WHAT TO DO >> Quote the listing below in full and exactly as written, but omit every picture.

··· EXERCISE MATERIAL ···

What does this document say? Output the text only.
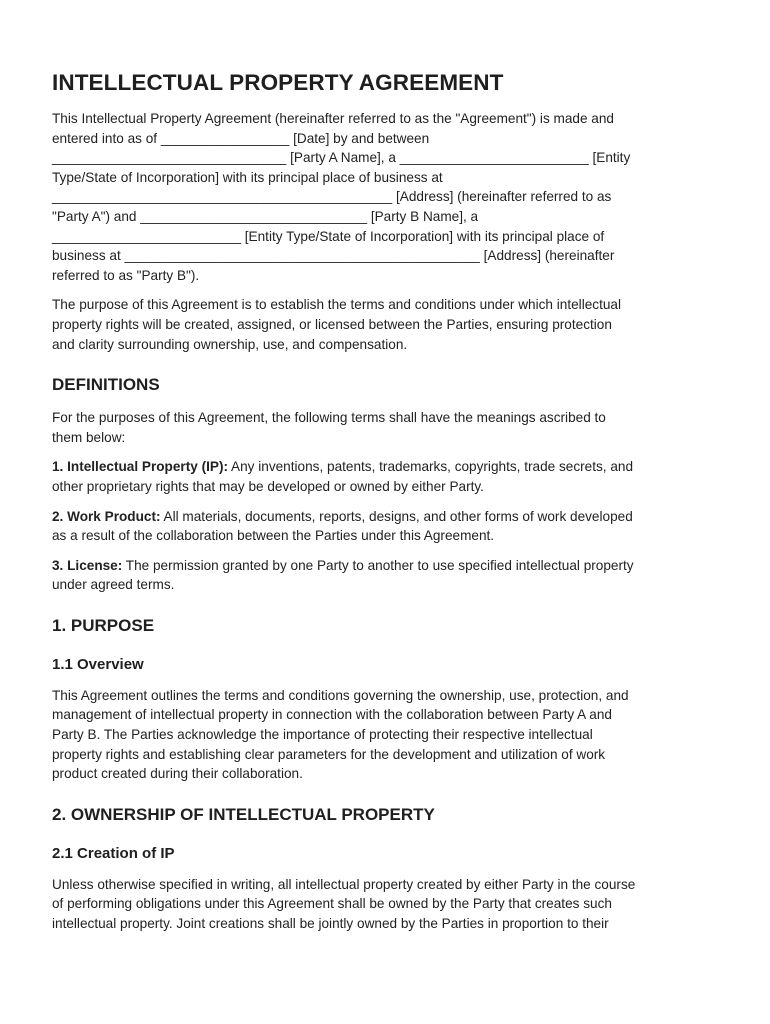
INTELLECTUAL PROPERTY AGREEMENT

This Intellectual Property Agreement (hereinafter referred to as the "Agreement") is made and
entered into as of _________________ [Date] by and between
_______________________________ [Party A Name], a _________________________ [Entity
Type/State of Incorporation] with its principal place of business at
_____________________________________________ [Address] (hereinafter referred to as
"Party A") and ______________________________ [Party B Name], a
_________________________ [Entity Type/State of Incorporation] with its principal place of
business at _______________________________________________ [Address] (hereinafter
referred to as "Party B").

The purpose of this Agreement is to establish the terms and conditions under which intellectual
property rights will be created, assigned, or licensed between the Parties, ensuring protection
and clarity surrounding ownership, use, and compensation.

DEFINITIONS

For the purposes of this Agreement, the following terms shall have the meanings ascribed to
them below:

1. Intellectual Property (IP): Any inventions, patents, trademarks, copyrights, trade secrets, and
other proprietary rights that may be developed or owned by either Party.

2. Work Product: All materials, documents, reports, designs, and other forms of work developed
as a result of the collaboration between the Parties under this Agreement.

3. License: The permission granted by one Party to another to use specified intellectual property
under agreed terms.

1. PURPOSE
1.1 Overview

This Agreement outlines the terms and conditions governing the ownership, use, protection, and
management of intellectual property in connection with the collaboration between Party A and
Party B. The Parties acknowledge the importance of protecting their respective intellectual
property rights and establishing clear parameters for the development and utilization of work
product created during their collaboration.

2. OWNERSHIP OF INTELLECTUAL PROPERTY
2.1 Creation of IP

Unless otherwise specified in writing, all intellectual property created by either Party in the course
of performing obligations under this Agreement shall be owned by the Party that creates such
intellectual property. Joint creations shall be jointly owned by the Parties in proportion to their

···

FINISHED ANSWER >>
What does this document say? Output the text only.
INTELLECTUAL PROPERTY AGREEMENT

This Intellectual Property Agreement (hereinafter referred to as the "Agreement") is made and
entered into as of _________________ [Date] by and between
_______________________________ [Party A Name], a _________________________ [Entity
Type/State of Incorporation] with its principal place of business at
_____________________________________________ [Address] (hereinafter referred to as
"Party A") and ______________________________ [Party B Name], a
_________________________ [Entity Type/State of Incorporation] with its principal place of
business at _______________________________________________ [Address] (hereinafter
referred to as "Party B").

The purpose of this Agreement is to establish the terms and conditions under which intellectual
property rights will be created, assigned, or licensed between the Parties, ensuring protection
and clarity surrounding ownership, use, and compensation.

DEFINITIONS

For the purposes of this Agreement, the following terms shall have the meanings ascribed to
them below:

1. Intellectual Property (IP): Any inventions, patents, trademarks, copyrights, trade secrets, and
other proprietary rights that may be developed or owned by either Party.

2. Work Product: All materials, documents, reports, designs, and other forms of work developed
as a result of the collaboration between the Parties under this Agreement.

3. License: The permission granted by one Party to another to use specified intellectual property
under agreed terms.

1. PURPOSE
1.1 Overview

This Agreement outlines the terms and conditions governing the ownership, use, protection, and
management of intellectual property in connection with the collaboration between Party A and
Party B. The Parties acknowledge the importance of protecting their respective intellectual
property rights and establishing clear parameters for the development and utilization of work
product created during their collaboration.

2. OWNERSHIP OF INTELLECTUAL PROPERTY
2.1 Creation of IP

Unless otherwise specified in writing, all intellectual property created by either Party in the course
of performing obligations under this Agreement shall be owned by the Party that creates such
intellectual property. Joint creations shall be jointly owned by the Parties in proportion to their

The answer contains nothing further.